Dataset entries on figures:

───

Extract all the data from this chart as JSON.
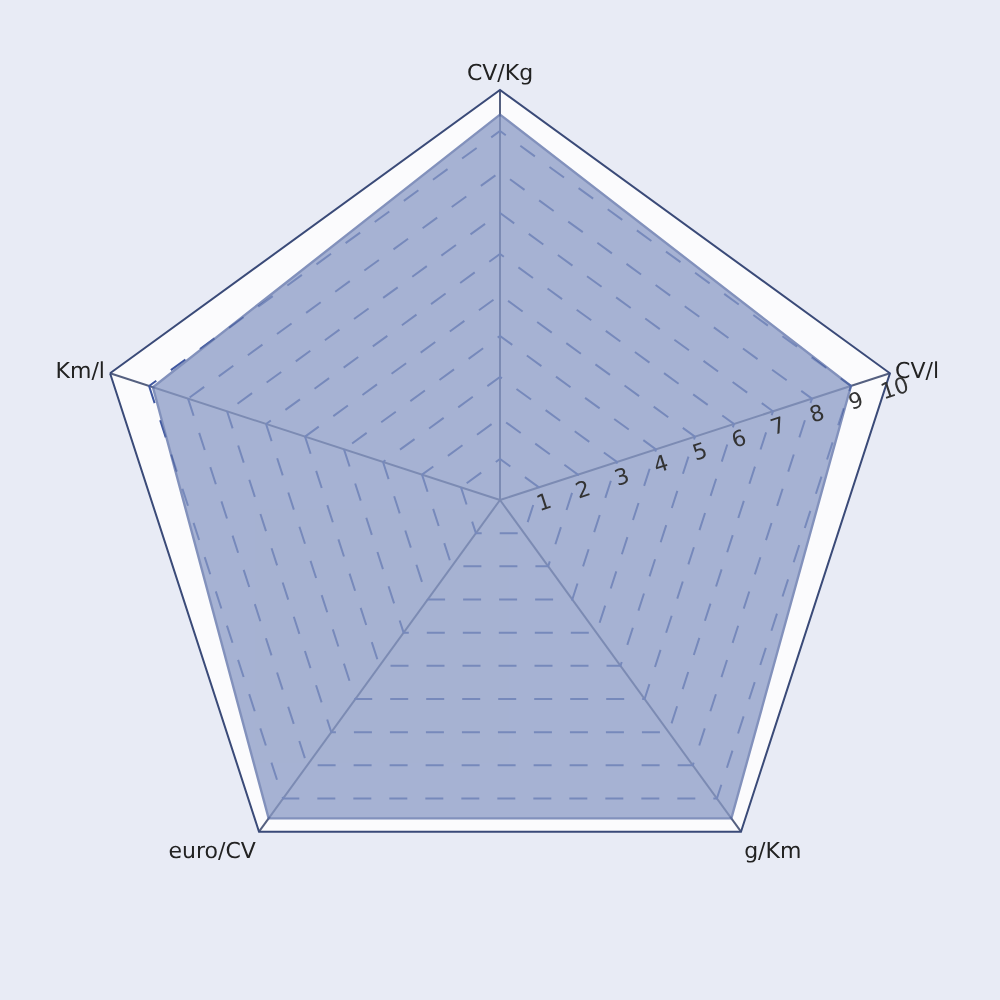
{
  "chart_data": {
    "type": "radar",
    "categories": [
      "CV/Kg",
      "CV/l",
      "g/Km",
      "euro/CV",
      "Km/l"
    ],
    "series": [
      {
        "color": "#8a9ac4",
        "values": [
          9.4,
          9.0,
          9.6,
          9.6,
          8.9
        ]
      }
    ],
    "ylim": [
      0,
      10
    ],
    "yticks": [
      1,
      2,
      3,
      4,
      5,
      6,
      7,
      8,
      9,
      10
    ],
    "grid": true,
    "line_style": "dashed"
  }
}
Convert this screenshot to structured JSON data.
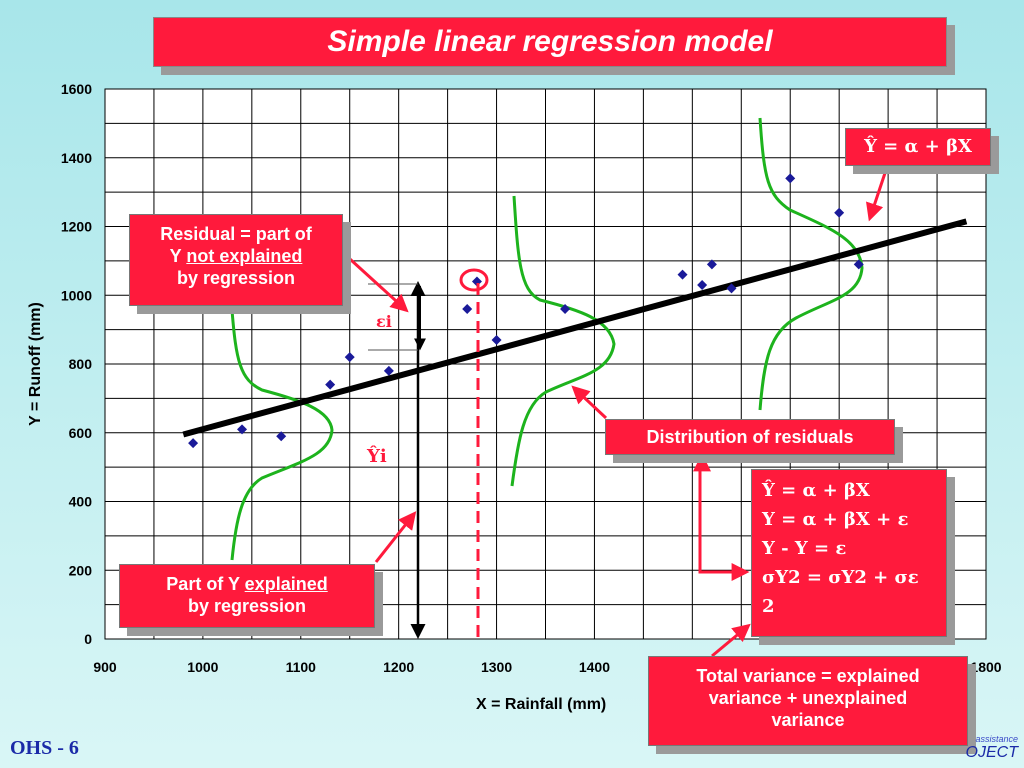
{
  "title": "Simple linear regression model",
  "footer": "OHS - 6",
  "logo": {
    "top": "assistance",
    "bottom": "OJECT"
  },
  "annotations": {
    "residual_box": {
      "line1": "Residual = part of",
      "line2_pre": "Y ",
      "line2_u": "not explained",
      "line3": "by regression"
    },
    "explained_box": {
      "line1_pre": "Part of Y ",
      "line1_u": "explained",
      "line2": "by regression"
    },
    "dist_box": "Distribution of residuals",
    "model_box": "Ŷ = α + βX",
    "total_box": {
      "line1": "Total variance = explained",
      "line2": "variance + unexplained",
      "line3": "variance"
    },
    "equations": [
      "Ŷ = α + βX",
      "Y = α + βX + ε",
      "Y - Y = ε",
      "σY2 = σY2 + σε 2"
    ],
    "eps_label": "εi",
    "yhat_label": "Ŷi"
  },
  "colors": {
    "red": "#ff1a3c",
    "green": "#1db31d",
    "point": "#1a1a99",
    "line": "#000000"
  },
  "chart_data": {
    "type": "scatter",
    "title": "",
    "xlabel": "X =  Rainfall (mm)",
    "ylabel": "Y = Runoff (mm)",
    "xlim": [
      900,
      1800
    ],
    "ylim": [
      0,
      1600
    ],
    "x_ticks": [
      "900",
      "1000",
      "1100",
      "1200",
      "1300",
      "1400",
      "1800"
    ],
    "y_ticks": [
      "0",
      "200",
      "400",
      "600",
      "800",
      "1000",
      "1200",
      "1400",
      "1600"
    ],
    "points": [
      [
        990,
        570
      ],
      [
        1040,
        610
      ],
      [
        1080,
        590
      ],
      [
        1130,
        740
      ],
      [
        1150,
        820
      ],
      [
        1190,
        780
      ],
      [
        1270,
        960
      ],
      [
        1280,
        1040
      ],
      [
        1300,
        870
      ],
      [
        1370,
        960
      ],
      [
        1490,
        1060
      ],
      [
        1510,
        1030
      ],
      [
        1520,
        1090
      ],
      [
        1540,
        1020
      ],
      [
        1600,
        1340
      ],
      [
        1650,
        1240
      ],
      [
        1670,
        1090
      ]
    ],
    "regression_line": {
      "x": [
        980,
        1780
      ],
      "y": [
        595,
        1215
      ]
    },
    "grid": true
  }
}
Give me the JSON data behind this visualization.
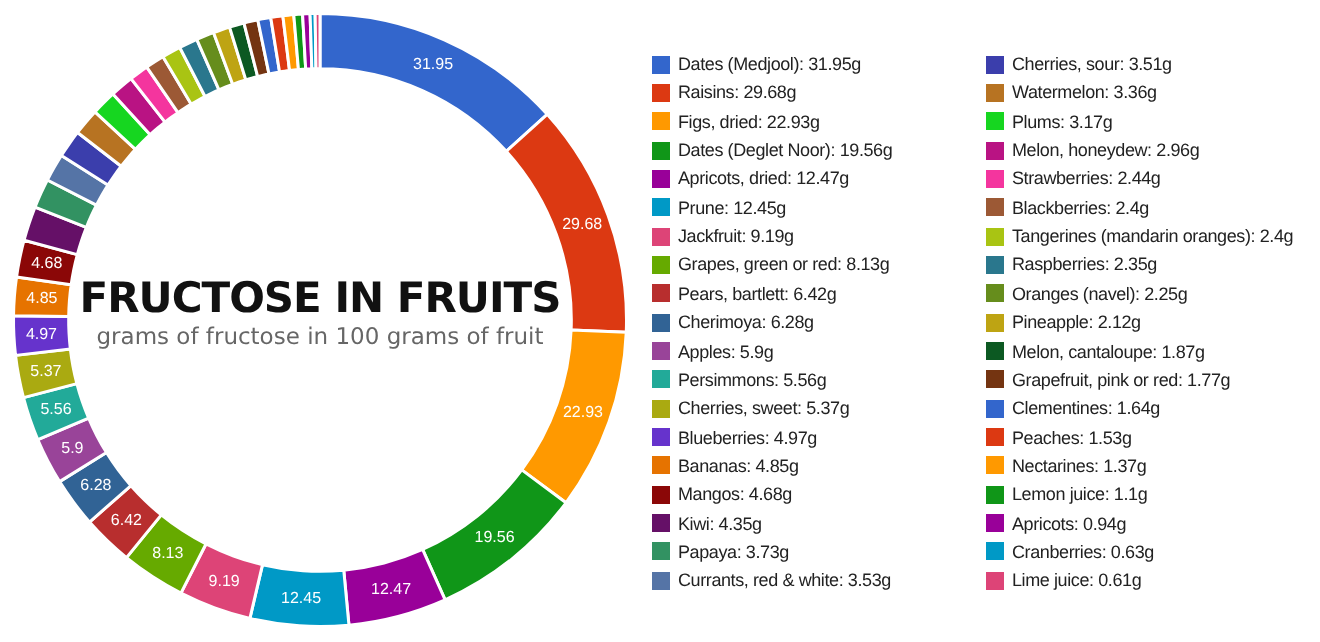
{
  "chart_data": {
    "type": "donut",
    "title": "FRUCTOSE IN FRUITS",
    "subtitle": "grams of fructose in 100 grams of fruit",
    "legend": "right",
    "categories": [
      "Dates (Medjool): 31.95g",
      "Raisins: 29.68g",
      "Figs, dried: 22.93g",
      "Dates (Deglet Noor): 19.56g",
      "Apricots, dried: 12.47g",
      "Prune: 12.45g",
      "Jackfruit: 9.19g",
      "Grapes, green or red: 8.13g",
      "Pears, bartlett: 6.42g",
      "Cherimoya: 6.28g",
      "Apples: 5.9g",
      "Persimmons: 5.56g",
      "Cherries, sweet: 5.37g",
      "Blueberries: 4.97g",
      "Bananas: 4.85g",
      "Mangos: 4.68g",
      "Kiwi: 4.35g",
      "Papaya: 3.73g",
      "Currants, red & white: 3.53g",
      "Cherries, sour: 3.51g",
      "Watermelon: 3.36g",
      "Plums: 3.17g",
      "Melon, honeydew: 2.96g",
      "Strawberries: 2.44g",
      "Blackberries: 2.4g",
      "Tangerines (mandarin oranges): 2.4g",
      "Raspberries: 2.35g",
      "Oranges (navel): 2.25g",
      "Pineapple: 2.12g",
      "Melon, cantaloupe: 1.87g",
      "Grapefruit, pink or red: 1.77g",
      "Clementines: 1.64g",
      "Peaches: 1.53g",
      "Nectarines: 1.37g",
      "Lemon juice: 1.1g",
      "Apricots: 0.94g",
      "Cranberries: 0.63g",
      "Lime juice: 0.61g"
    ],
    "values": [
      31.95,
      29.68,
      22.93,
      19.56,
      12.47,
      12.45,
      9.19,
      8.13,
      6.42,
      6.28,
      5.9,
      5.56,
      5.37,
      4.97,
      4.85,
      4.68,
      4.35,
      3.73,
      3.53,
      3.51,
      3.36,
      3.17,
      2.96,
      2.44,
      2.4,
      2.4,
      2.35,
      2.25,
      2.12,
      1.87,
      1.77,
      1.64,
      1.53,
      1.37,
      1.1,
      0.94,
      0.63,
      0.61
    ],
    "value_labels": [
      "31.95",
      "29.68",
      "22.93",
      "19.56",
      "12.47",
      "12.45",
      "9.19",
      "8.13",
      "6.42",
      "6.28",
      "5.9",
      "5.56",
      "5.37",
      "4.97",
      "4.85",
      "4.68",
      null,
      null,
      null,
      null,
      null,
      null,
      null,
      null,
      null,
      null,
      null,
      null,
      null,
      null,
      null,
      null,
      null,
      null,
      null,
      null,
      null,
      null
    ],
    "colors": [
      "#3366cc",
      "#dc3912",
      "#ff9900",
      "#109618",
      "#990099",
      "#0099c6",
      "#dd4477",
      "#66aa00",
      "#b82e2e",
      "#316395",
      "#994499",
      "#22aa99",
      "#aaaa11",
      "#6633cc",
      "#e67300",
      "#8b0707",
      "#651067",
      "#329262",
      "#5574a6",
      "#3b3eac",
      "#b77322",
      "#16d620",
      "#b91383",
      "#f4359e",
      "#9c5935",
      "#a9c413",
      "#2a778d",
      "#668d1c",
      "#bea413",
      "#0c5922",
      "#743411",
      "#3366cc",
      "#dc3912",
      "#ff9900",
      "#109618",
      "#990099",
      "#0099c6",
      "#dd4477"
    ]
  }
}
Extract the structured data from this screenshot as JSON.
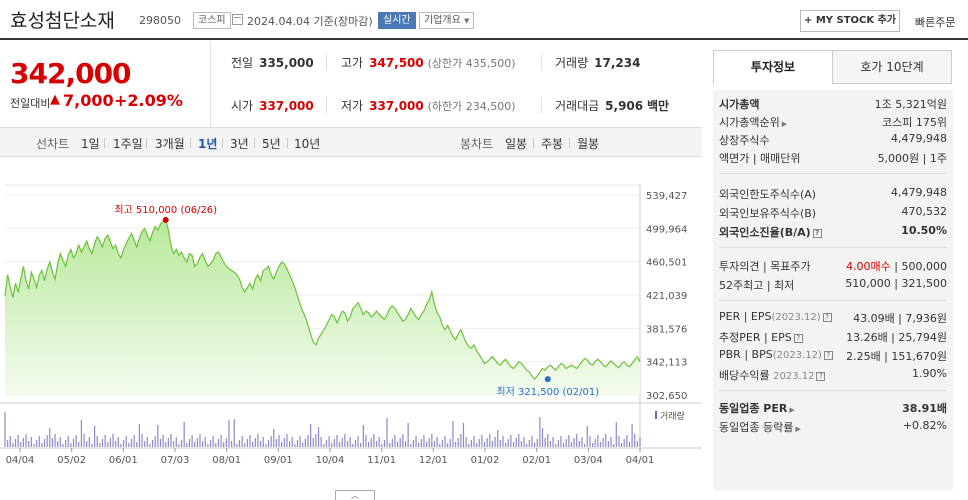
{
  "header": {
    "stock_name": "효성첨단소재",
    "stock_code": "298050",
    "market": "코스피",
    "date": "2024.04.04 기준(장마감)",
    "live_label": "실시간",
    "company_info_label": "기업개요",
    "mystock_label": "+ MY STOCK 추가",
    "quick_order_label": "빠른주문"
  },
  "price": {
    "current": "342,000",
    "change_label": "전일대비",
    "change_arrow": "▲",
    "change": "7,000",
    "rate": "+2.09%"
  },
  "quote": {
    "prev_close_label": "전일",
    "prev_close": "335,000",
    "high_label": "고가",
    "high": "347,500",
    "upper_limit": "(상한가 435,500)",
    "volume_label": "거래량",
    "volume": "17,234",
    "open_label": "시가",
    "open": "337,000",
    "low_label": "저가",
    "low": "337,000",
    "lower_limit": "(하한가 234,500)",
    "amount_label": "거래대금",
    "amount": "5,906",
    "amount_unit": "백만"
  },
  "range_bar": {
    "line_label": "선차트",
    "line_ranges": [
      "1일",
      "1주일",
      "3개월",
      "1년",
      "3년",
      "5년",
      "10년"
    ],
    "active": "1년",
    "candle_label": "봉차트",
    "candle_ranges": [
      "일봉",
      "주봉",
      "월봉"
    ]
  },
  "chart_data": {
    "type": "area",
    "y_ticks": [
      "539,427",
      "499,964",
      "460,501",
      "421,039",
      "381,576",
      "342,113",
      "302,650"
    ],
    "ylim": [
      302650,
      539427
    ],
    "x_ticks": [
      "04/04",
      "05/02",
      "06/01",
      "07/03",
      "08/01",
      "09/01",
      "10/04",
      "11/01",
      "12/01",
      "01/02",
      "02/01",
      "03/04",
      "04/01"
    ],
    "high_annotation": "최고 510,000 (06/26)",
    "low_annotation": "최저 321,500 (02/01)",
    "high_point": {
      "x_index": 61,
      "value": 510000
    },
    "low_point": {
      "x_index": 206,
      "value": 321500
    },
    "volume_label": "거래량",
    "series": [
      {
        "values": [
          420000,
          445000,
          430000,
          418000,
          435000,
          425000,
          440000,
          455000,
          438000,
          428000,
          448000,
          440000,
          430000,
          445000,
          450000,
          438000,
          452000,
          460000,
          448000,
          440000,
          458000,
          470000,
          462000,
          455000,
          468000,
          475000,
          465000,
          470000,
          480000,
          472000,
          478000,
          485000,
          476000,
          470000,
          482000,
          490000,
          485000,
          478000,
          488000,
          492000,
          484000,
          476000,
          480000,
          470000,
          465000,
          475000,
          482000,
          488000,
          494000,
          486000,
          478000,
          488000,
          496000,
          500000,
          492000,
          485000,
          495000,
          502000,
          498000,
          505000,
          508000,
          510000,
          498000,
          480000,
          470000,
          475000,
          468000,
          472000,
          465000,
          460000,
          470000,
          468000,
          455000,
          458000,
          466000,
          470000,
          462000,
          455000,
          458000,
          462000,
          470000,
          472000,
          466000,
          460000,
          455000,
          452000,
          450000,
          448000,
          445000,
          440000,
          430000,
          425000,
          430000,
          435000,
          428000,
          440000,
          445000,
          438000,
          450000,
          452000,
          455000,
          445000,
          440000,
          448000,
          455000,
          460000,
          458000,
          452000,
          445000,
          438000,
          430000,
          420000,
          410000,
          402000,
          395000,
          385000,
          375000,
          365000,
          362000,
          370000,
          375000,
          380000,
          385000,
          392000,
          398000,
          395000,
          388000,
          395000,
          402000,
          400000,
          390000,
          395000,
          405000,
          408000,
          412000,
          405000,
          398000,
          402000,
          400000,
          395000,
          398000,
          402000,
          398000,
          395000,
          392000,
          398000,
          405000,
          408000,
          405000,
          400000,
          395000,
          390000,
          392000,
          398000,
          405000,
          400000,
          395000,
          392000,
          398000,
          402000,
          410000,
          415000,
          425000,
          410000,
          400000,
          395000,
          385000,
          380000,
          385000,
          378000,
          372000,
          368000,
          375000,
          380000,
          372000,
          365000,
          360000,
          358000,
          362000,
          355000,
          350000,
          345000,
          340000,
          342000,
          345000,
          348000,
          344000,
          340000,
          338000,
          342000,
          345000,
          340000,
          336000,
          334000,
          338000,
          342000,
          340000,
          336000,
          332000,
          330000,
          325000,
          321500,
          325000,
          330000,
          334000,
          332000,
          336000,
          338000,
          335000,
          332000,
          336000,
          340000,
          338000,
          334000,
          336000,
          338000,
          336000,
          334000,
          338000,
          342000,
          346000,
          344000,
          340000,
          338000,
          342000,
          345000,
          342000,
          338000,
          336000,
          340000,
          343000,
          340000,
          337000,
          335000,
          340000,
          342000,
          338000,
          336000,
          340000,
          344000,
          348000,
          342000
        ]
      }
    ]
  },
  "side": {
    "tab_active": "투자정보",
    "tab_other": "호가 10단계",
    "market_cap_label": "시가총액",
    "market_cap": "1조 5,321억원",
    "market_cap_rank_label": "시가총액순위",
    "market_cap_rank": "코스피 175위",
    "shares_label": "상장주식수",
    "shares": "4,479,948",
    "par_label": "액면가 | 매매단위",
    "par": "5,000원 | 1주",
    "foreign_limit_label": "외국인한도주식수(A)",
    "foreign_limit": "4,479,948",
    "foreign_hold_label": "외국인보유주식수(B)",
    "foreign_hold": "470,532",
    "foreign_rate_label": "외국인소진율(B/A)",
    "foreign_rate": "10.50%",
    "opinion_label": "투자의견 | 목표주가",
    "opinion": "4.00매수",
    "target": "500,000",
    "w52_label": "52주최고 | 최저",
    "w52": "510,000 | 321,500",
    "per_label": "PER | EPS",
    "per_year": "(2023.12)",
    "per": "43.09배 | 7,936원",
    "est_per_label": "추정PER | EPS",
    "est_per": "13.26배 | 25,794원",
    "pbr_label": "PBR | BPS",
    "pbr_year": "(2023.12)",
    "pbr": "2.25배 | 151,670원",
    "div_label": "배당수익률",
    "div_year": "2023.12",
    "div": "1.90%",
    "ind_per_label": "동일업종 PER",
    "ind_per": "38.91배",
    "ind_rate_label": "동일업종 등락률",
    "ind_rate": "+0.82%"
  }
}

───

> AIM OF THE EXERCISE
Which lines above contain the word "structured"? Copy each of them.

> PROBLEM SOLUTION
Convert this screenshot to structured JSON data.
Extract the structured data from this screenshot as JSON.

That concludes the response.